◆ The task
Set down the data below without change, skipping the pictures it holds.

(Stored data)

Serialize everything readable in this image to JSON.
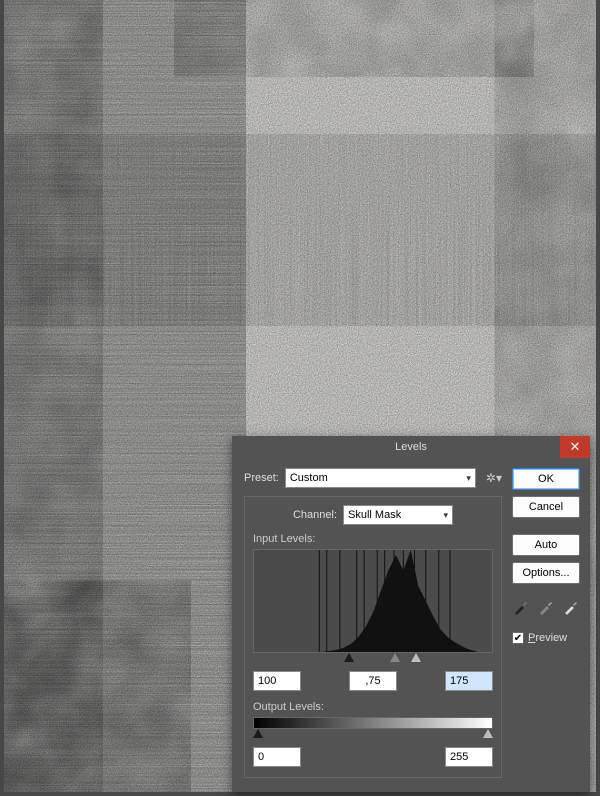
{
  "dialog": {
    "title": "Levels",
    "preset_label": "Preset:",
    "preset_value": "Custom",
    "channel_label": "Channel:",
    "channel_value": "Skull Mask",
    "input_levels_label": "Input Levels:",
    "output_levels_label": "Output Levels:",
    "input_black": "100",
    "input_gamma": ",75",
    "input_white": "175",
    "output_black": "0",
    "output_white": "255",
    "buttons": {
      "ok": "OK",
      "cancel": "Cancel",
      "auto": "Auto",
      "options": "Options..."
    },
    "preview_label": "Preview",
    "preview_checked": true
  },
  "chart_data": {
    "type": "bar",
    "title": "",
    "xlabel": "",
    "ylabel": "",
    "xlim": [
      0,
      255
    ],
    "ylim": [
      0,
      100
    ],
    "categories": [
      0,
      8,
      16,
      24,
      32,
      40,
      48,
      56,
      64,
      72,
      80,
      88,
      96,
      104,
      112,
      120,
      128,
      136,
      144,
      152,
      160,
      168,
      176,
      184,
      192,
      200,
      208,
      216,
      224,
      232,
      240,
      248,
      255
    ],
    "values": [
      0,
      0,
      0,
      0,
      0,
      0,
      0,
      0,
      0,
      0,
      1,
      2,
      4,
      8,
      15,
      25,
      40,
      60,
      80,
      95,
      80,
      100,
      65,
      50,
      35,
      22,
      14,
      9,
      5,
      2,
      0,
      0,
      0
    ],
    "spikes": [
      70,
      78,
      92,
      110,
      118,
      132,
      140,
      150,
      160,
      172,
      184,
      198,
      210
    ]
  }
}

◆ Expected answer
Serialize everything readable in this image to JSON.
{
  "dialog": {
    "title": "Levels",
    "preset_label": "Preset:",
    "preset_value": "Custom",
    "channel_label": "Channel:",
    "channel_value": "Skull Mask",
    "input_levels_label": "Input Levels:",
    "output_levels_label": "Output Levels:",
    "input_black": "100",
    "input_gamma": ",75",
    "input_white": "175",
    "output_black": "0",
    "output_white": "255",
    "buttons": {
      "ok": "OK",
      "cancel": "Cancel",
      "auto": "Auto",
      "options": "Options..."
    },
    "preview_label": "Preview",
    "preview_checked": true
  },
  "chart_data": {
    "type": "bar",
    "title": "",
    "xlabel": "",
    "ylabel": "",
    "xlim": [
      0,
      255
    ],
    "ylim": [
      0,
      100
    ],
    "categories": [
      0,
      8,
      16,
      24,
      32,
      40,
      48,
      56,
      64,
      72,
      80,
      88,
      96,
      104,
      112,
      120,
      128,
      136,
      144,
      152,
      160,
      168,
      176,
      184,
      192,
      200,
      208,
      216,
      224,
      232,
      240,
      248,
      255
    ],
    "values": [
      0,
      0,
      0,
      0,
      0,
      0,
      0,
      0,
      0,
      0,
      1,
      2,
      4,
      8,
      15,
      25,
      40,
      60,
      80,
      95,
      80,
      100,
      65,
      50,
      35,
      22,
      14,
      9,
      5,
      2,
      0,
      0,
      0
    ],
    "spikes": [
      70,
      78,
      92,
      110,
      118,
      132,
      140,
      150,
      160,
      172,
      184,
      198,
      210
    ]
  }
}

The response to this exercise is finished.